[Bounding box entries]
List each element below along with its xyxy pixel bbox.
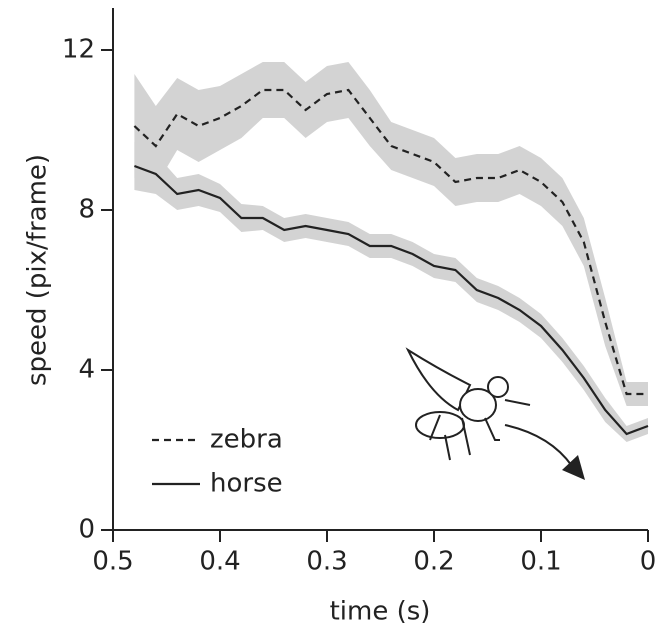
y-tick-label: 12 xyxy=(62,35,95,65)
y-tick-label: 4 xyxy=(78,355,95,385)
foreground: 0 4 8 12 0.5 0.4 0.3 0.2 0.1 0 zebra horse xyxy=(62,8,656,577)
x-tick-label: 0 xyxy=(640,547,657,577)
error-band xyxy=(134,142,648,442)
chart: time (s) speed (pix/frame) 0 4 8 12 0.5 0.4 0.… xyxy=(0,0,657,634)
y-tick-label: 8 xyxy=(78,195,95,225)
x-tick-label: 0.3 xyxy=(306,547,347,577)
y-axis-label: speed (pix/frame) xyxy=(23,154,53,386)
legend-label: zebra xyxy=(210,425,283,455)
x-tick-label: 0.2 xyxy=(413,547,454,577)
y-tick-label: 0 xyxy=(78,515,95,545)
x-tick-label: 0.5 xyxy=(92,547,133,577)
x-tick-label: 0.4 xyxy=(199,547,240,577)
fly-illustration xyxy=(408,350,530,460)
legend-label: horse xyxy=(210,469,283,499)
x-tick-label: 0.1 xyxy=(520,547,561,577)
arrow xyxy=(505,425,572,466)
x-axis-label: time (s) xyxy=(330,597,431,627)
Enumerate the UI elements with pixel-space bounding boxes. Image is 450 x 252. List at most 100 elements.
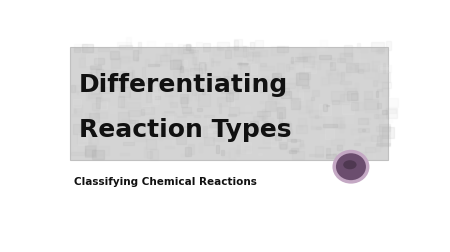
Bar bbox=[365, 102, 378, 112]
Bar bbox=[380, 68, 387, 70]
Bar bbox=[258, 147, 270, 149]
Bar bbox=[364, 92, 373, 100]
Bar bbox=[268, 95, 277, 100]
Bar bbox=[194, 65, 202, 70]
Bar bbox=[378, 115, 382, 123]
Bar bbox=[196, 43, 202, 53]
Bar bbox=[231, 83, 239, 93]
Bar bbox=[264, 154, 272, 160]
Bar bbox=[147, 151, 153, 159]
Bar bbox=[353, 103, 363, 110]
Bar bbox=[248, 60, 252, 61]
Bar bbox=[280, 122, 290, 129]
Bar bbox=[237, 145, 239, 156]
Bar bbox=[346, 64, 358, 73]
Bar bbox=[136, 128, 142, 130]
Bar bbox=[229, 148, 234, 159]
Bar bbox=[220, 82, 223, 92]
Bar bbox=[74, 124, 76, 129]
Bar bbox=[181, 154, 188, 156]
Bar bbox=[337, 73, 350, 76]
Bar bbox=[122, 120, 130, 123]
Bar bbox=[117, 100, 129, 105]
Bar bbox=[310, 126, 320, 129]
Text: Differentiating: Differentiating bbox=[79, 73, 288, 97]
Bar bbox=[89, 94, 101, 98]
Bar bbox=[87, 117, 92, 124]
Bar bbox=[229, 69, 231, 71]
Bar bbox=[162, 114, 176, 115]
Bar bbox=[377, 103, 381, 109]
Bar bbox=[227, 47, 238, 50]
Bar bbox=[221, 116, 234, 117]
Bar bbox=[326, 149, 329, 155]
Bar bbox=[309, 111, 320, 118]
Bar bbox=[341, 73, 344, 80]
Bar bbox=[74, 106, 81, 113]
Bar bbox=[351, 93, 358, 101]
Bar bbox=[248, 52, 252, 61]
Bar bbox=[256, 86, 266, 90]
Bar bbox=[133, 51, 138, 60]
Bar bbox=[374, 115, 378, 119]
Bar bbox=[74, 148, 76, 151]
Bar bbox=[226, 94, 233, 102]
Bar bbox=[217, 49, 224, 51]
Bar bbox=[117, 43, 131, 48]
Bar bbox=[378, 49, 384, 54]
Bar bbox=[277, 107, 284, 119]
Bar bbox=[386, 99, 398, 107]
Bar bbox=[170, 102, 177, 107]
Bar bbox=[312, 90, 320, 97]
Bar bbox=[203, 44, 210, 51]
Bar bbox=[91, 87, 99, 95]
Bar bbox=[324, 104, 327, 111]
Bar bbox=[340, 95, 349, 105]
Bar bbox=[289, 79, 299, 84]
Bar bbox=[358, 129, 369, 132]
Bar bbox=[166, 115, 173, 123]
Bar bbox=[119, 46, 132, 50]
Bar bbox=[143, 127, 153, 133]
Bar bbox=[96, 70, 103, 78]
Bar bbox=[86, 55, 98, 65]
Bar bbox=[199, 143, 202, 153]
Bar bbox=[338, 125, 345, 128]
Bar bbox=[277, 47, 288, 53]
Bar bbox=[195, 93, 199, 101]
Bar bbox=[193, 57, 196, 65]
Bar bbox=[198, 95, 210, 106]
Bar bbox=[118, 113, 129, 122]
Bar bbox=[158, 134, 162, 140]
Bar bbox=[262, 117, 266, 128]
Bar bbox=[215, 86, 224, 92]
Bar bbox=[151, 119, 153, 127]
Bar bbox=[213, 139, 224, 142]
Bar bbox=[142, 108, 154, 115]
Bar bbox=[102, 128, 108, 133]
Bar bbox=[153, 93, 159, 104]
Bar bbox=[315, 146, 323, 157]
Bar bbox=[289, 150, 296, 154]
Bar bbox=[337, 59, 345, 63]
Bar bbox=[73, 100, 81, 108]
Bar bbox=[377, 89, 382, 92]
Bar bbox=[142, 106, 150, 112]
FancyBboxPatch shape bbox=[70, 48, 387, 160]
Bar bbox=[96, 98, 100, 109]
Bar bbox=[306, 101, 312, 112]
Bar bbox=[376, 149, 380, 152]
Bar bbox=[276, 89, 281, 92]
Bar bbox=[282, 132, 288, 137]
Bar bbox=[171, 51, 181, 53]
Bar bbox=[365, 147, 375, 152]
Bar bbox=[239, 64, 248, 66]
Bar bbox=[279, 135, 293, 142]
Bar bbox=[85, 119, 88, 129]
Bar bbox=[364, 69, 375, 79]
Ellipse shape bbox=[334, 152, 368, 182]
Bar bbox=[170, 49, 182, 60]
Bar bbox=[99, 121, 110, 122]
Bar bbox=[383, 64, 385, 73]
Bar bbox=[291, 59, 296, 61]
* * *
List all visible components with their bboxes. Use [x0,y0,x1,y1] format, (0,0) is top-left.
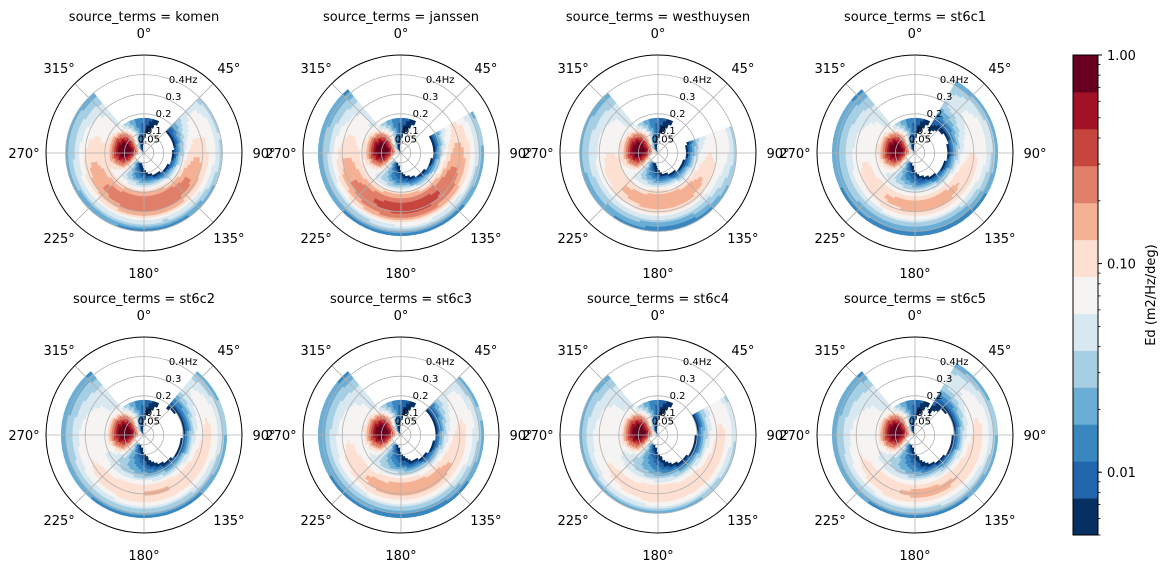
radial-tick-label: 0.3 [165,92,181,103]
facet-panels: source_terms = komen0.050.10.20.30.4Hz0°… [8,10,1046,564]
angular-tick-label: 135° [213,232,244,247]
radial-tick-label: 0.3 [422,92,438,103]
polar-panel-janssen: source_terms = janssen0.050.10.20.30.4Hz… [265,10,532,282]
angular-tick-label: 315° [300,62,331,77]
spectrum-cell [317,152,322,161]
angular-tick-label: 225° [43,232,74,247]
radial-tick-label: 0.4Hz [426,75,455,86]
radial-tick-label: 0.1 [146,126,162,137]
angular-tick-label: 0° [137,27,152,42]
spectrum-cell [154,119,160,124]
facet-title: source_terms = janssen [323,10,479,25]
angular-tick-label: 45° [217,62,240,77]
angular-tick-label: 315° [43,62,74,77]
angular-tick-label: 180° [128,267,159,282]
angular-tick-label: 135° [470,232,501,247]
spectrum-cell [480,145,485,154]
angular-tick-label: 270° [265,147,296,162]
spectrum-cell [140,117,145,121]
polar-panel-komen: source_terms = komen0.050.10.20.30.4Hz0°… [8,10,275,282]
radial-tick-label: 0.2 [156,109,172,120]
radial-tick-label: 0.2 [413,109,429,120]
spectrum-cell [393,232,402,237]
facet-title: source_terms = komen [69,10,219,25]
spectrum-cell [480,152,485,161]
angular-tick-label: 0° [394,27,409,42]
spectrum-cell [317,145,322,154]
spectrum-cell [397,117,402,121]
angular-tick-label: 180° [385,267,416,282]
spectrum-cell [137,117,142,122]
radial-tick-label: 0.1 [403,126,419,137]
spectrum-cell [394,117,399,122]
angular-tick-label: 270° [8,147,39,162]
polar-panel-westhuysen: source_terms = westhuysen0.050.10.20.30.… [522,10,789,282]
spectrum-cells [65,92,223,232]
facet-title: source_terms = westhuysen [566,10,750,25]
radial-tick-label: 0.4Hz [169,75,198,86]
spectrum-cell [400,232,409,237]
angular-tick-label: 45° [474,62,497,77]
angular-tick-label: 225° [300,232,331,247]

- **GIVEN PROBLEM**: Can you write out the data between the lines holding "Bar bbox=[365, 102, 378, 112]" and "Bar bbox=[91, 87, 99, 95]", inclusive, changing "Bar" to "Rectangle" and leaving everything else the same?

- **OUTPUT BELOW**:
Rectangle bbox=[365, 102, 378, 112]
Rectangle bbox=[380, 68, 387, 70]
Rectangle bbox=[258, 147, 270, 149]
Rectangle bbox=[364, 92, 373, 100]
Rectangle bbox=[268, 95, 277, 100]
Rectangle bbox=[194, 65, 202, 70]
Rectangle bbox=[378, 115, 382, 123]
Rectangle bbox=[196, 43, 202, 53]
Rectangle bbox=[231, 83, 239, 93]
Rectangle bbox=[264, 154, 272, 160]
Rectangle bbox=[147, 151, 153, 159]
Rectangle bbox=[353, 103, 363, 110]
Rectangle bbox=[248, 60, 252, 61]
Rectangle bbox=[280, 122, 290, 129]
Rectangle bbox=[237, 145, 239, 156]
Rectangle bbox=[346, 64, 358, 73]
Rectangle bbox=[136, 128, 142, 130]
Rectangle bbox=[229, 148, 234, 159]
Rectangle bbox=[220, 82, 223, 92]
Rectangle bbox=[74, 124, 76, 129]
Rectangle bbox=[181, 154, 188, 156]
Rectangle bbox=[337, 73, 350, 76]
Rectangle bbox=[122, 120, 130, 123]
Rectangle bbox=[117, 100, 129, 105]
Rectangle bbox=[310, 126, 320, 129]
Text: Differentiating: Differentiating bbox=[79, 73, 288, 97]
Rectangle bbox=[89, 94, 101, 98]
Rectangle bbox=[87, 117, 92, 124]
Rectangle bbox=[229, 69, 231, 71]
Rectangle bbox=[162, 114, 176, 115]
Rectangle bbox=[377, 103, 381, 109]
Rectangle bbox=[227, 47, 238, 50]
Rectangle bbox=[221, 116, 234, 117]
Rectangle bbox=[326, 149, 329, 155]
Rectangle bbox=[309, 111, 320, 118]
Rectangle bbox=[341, 73, 344, 80]
Rectangle bbox=[74, 106, 81, 113]
Rectangle bbox=[351, 93, 358, 101]
Rectangle bbox=[248, 52, 252, 61]
Rectangle bbox=[256, 86, 266, 90]
Rectangle bbox=[133, 51, 138, 60]
Rectangle bbox=[374, 115, 378, 119]
Rectangle bbox=[74, 148, 76, 151]
Rectangle bbox=[226, 94, 233, 102]
Rectangle bbox=[217, 49, 224, 51]
Rectangle bbox=[117, 43, 131, 48]
Rectangle bbox=[378, 49, 384, 54]
Rectangle bbox=[277, 107, 284, 119]
Rectangle bbox=[386, 99, 398, 107]
Rectangle bbox=[170, 102, 177, 107]
Rectangle bbox=[312, 90, 320, 97]
Rectangle bbox=[203, 44, 210, 51]
Rectangle bbox=[91, 87, 99, 95]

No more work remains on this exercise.